Select from the data all lines with the word "enim".

[Begin Records to use]

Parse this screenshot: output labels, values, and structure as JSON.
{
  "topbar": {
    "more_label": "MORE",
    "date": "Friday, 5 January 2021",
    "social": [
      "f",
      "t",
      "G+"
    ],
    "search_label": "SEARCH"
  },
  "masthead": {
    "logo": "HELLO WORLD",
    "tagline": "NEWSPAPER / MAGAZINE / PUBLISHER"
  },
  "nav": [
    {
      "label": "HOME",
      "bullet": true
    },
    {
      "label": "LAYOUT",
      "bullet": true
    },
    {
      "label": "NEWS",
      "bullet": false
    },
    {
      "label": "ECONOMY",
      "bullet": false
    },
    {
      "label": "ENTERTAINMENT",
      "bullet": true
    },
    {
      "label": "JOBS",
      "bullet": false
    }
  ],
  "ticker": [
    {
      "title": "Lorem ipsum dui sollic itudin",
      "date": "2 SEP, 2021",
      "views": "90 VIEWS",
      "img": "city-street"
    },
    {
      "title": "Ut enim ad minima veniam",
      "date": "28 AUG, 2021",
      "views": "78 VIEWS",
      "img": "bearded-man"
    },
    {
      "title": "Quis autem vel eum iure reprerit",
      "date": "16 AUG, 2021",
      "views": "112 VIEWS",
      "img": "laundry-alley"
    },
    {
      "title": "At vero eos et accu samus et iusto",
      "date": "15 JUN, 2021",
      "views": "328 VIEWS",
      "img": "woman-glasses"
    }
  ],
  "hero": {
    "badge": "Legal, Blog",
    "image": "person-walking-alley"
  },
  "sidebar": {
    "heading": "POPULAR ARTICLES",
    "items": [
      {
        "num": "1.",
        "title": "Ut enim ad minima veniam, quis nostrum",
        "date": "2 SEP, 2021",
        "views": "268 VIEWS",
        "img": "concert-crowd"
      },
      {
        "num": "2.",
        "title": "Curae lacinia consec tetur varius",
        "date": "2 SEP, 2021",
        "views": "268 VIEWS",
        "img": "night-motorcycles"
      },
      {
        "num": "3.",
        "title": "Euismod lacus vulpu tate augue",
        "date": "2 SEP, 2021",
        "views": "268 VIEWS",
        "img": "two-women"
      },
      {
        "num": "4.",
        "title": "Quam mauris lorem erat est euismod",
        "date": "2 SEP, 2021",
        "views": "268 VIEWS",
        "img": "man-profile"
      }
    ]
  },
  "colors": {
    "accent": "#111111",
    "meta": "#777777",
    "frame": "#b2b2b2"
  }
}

[End Records to use]

### Reply to the task
      "title": "Ut enim ad minima veniam",
        "title": "Ut enim ad minima veniam, quis nostrum",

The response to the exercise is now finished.